● Data for this exercise:

============

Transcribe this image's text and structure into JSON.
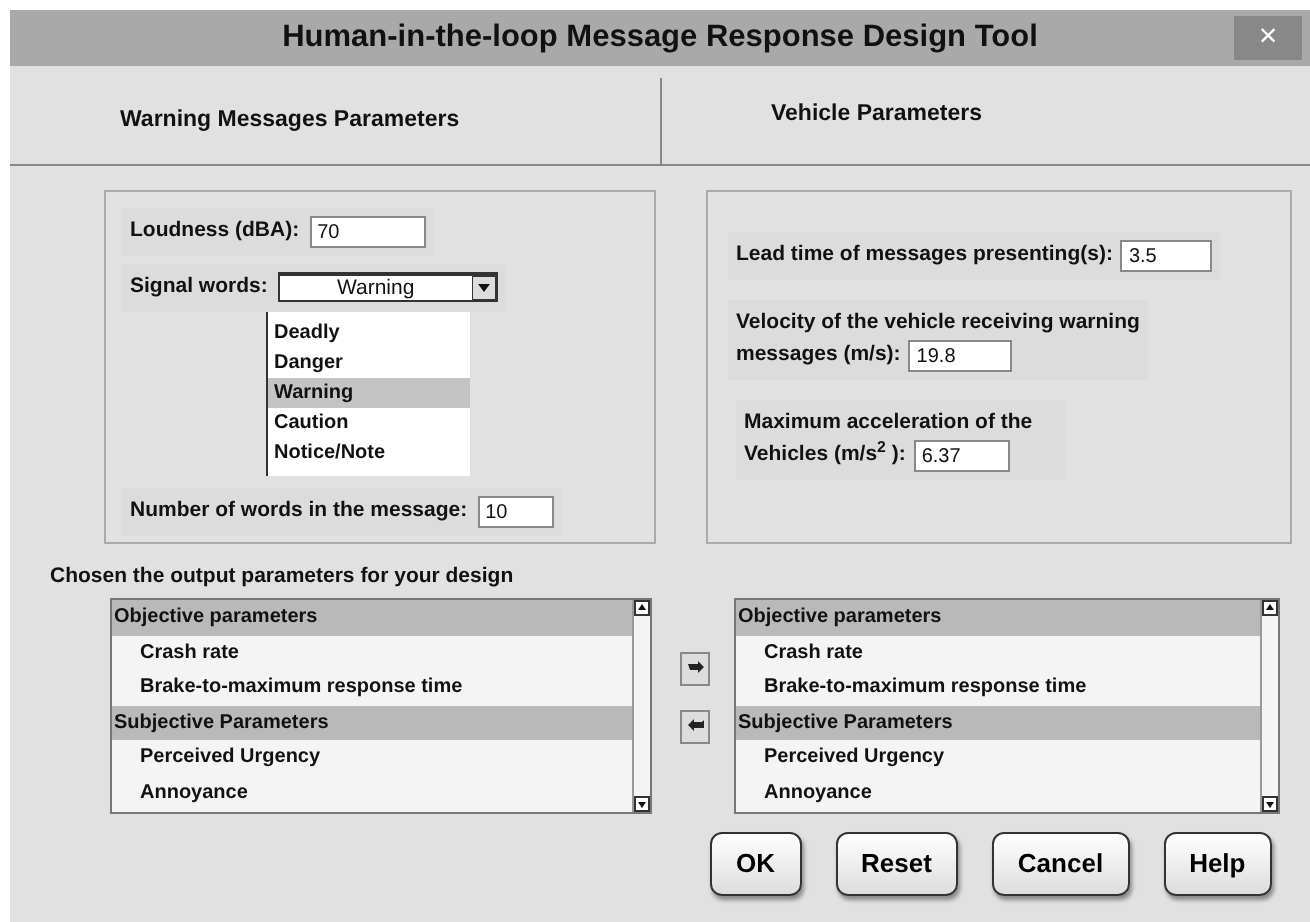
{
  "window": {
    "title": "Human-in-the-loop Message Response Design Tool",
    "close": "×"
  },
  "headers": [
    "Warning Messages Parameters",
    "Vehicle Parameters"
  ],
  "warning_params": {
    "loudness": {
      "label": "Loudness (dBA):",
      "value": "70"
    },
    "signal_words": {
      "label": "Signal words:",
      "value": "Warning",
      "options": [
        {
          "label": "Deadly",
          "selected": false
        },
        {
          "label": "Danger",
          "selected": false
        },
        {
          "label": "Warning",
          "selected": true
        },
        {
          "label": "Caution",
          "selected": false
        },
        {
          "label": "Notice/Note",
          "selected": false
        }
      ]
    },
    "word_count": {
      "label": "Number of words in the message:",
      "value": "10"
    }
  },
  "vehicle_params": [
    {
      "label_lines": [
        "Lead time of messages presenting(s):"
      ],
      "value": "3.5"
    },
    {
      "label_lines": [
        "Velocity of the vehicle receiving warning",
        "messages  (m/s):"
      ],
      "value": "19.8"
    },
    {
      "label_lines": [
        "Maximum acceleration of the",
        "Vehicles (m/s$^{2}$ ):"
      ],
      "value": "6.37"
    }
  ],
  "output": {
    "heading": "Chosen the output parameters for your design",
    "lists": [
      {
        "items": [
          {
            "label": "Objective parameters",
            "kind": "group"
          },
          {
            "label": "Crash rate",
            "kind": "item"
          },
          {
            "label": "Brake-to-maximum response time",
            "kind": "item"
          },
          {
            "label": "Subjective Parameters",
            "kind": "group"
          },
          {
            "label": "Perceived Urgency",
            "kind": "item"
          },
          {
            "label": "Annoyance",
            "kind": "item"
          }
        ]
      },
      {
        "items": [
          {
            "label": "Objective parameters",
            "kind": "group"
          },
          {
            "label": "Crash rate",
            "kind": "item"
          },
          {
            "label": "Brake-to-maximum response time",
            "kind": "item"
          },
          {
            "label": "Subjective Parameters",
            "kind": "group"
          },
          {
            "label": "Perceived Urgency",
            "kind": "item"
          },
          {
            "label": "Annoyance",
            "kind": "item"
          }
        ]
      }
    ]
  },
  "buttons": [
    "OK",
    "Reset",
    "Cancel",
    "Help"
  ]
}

============

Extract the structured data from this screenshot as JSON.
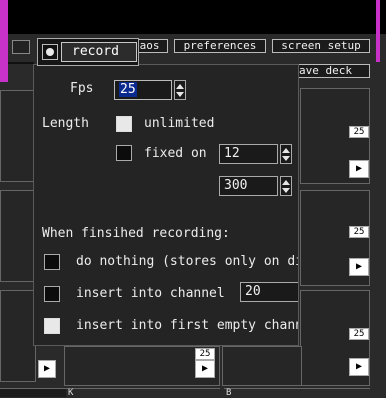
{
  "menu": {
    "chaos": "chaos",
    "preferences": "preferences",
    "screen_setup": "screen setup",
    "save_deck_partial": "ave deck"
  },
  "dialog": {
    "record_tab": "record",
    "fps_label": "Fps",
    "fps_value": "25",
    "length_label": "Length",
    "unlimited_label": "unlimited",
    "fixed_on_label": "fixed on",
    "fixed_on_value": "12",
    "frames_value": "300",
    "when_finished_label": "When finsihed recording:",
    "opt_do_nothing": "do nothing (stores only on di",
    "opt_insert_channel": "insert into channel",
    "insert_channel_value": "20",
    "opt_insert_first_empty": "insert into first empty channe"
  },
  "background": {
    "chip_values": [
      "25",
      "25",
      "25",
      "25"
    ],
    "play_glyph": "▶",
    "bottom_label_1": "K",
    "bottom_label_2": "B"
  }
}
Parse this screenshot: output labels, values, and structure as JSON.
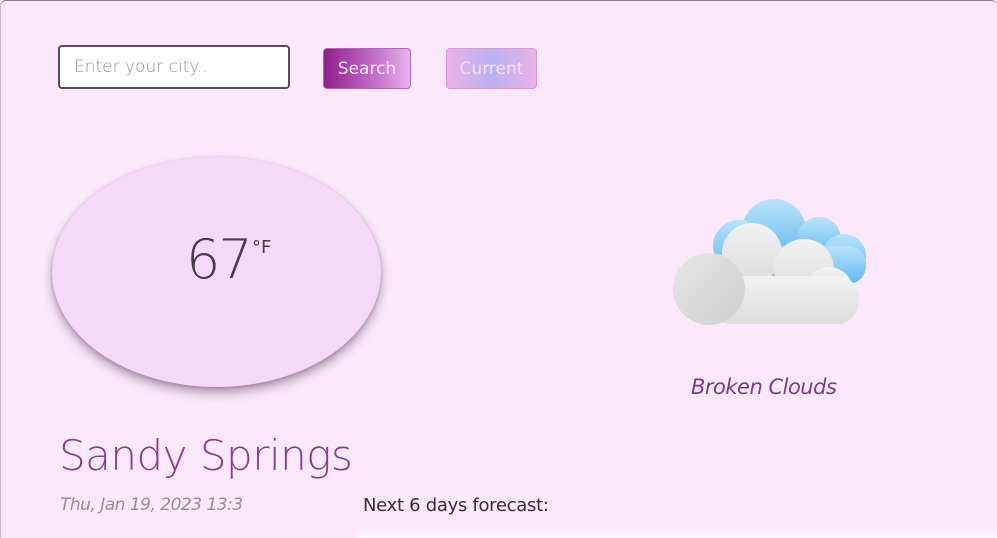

============

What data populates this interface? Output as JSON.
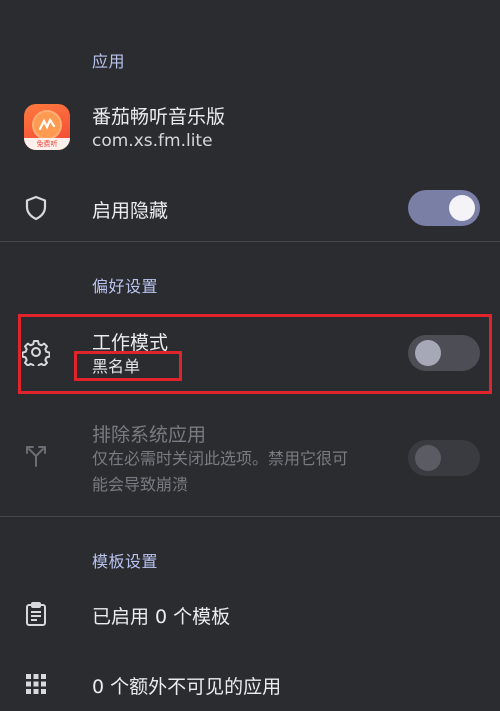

============

● Given problem: Copy the lines above exactly, starting at the one with "Extract the structured" and ending at the one with "Parse this screenshot: output", both included. Leave out any pictures and add nothing else.

● Solution below:
Extract the structured data from this screenshot as JSON.
{
  "menu": {
    "chaos": "chaos",
    "preferences": "preferences",
    "screen_setup": "screen setup",
    "save_deck_partial": "ave deck"
  },
  "dialog": {
    "record_tab": "record",
    "fps_label": "Fps",
    "fps_value": "25",
    "length_label": "Length",
    "unlimited_label": "unlimited",
    "fixed_on_label": "fixed on",
    "fixed_on_value": "12",
    "frames_value": "300",
    "when_finished_label": "When finsihed recording:",
    "opt_do_nothing": "do nothing (stores only on di",
    "opt_insert_channel": "insert into channel",
    "insert_channel_value": "20",
    "opt_insert_first_empty": "insert into first empty channe"
  },
  "background": {
    "chip_values": [
      "25",
      "25",
      "25",
      "25"
    ],
    "play_glyph": "▶",
    "bottom_label_1": "K",
    "bottom_label_2": "B"
  }
}
Parse this screenshot: output labels, values, and structure as JSON.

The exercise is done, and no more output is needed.